* [SELECTED PASSAGE]
◇ ◇ ◇

Supreme Court of Nevada.
Jul 14, 2011
373 P.3d 923 (Nev. 2011)

Opinion

No. 57361.

07-14-2011

John Randall HUENE, Appellant, v. The STATE of Nevada, Respondent.

Clark County Public Defender Attorney General/Carson City Clark County District Attorney


Clark County Public Defender

Attorney General/Carson City

Clark County District Attorney

ORDER OF AFFIRMANCE

This is an appeal from a judgment of conviction, pursuant to a jury verdict, of one count of stop required on signal of a police officer (felony). Eighth Judicial District Court, Clark County; Doug Smith, Judge. Appellant John Randall Huene raises five contentions on appeal.

First, Huene argues that the district court erred in admitting testimony that suggested Huene was fleeing a crime and later preventing Huene from eliciting testimony from the same witness to show that Huene had not been implicated in any other crime. We conclude that these contentions lack merit. The challenged testimony, which indicated that the officers initiated a high risk stop because they were not aware why Huene attempted to elude them, did not allude to any prior crimes of Huene. See Collman v. State, 116 Nev. 687, 705, 7 P.3d 426, 437 (2000) (“Reference to a defendant's prior criminal history may be reversible error.”); see also NRS 48.045(2). While Nevada Highway Patrol Sergeant Sines testified about the possible reasons a driver might elude the police, he specifically testified that he was not aware of any prior conduct in which Huene had engaged. See Collman, 116 Nev. at 705, 7 P.3d at 437 (providing that reference to defendant's prior criminal activity occurs where jury can reasonably infer from evidence presented that defendant engaged in prior criminal activity). As the State did not elicit character evidence, Huene was not entitled to cross-examine the witness about Huene's specific instances of conduct, or lack thereof. See NRS 48.055(1).

◇ ◇ ◇

* [AVAILABLE DATA]
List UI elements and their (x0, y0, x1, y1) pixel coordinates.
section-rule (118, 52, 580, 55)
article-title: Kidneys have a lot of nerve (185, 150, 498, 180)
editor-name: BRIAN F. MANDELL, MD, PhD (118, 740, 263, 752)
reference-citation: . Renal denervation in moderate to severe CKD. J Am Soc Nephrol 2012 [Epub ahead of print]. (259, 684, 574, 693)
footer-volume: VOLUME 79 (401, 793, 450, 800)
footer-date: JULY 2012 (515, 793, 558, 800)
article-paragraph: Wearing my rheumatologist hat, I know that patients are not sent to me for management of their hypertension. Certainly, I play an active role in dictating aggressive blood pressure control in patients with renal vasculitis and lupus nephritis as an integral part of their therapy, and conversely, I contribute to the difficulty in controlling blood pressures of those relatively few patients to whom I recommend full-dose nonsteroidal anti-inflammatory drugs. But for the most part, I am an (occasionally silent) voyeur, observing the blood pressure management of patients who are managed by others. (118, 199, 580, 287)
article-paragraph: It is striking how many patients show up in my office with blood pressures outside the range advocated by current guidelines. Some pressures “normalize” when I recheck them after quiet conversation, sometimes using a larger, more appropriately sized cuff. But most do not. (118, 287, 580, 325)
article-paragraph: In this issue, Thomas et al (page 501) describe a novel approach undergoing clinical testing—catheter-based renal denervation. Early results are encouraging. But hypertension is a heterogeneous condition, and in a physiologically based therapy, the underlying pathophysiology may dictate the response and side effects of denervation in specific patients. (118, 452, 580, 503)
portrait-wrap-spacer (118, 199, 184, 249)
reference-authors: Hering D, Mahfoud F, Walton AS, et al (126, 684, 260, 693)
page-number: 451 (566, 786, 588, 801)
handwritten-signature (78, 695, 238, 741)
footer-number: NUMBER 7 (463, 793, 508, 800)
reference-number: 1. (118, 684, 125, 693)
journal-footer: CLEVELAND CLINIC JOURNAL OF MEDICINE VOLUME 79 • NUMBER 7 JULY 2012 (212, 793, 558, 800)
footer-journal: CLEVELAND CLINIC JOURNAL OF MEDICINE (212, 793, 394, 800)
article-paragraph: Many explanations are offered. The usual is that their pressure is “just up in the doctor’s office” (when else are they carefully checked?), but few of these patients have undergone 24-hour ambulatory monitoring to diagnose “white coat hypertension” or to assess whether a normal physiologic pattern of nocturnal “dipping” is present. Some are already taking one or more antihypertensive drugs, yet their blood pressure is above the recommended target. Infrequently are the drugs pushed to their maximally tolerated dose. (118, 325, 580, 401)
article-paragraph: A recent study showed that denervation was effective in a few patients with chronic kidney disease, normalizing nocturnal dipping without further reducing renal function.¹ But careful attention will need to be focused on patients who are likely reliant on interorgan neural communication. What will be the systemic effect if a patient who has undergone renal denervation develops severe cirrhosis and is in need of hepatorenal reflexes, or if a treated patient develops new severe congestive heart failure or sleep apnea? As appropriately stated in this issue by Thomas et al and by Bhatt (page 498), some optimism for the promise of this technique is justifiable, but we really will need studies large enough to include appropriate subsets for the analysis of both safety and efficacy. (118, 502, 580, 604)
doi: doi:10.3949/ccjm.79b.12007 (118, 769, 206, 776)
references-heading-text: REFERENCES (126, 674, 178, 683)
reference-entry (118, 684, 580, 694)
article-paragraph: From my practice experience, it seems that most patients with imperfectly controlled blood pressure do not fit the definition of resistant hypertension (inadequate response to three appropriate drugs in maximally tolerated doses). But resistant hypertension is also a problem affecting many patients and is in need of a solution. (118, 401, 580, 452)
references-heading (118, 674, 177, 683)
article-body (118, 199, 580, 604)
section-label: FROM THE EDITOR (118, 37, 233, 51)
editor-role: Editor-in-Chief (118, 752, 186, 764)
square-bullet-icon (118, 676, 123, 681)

◇ ◇ ◇

* [WHAT IS BEING ASKED]
Reproduce the Nevada Supreme Court order in Huene v. State from above in full, with no changes to its wording.

* [THE ANSWER]
Supreme Court of Nevada.
Jul 14, 2011
373 P.3d 923 (Nev. 2011)

Opinion

No. 57361.

07-14-2011

John Randall HUENE, Appellant, v. The STATE of Nevada, Respondent.

Clark County Public Defender Attorney General/Carson City Clark County District Attorney


Clark County Public Defender

Attorney General/Carson City

Clark County District Attorney

ORDER OF AFFIRMANCE

This is an appeal from a judgment of conviction, pursuant to a jury verdict, of one count of stop required on signal of a police officer (felony). Eighth Judicial District Court, Clark County; Doug Smith, Judge. Appellant John Randall Huene raises five contentions on appeal.

First, Huene argues that the district court erred in admitting testimony that suggested Huene was fleeing a crime and later preventing Huene from eliciting testimony from the same witness to show that Huene had not been implicated in any other crime. We conclude that these contentions lack merit. The challenged testimony, which indicated that the officers initiated a high risk stop because they were not aware why Huene attempted to elude them, did not allude to any prior crimes of Huene. See Collman v. State, 116 Nev. 687, 705, 7 P.3d 426, 437 (2000) (“Reference to a defendant's prior criminal history may be reversible error.”); see also NRS 48.045(2). While Nevada Highway Patrol Sergeant Sines testified about the possible reasons a driver might elude the police, he specifically testified that he was not aware of any prior conduct in which Huene had engaged. See Collman, 116 Nev. at 705, 7 P.3d at 437 (providing that reference to defendant's prior criminal activity occurs where jury can reasonably infer from evidence presented that defendant engaged in prior criminal activity). As the State did not elicit character evidence, Huene was not entitled to cross-examine the witness about Huene's specific instances of conduct, or lack thereof. See NRS 48.055(1).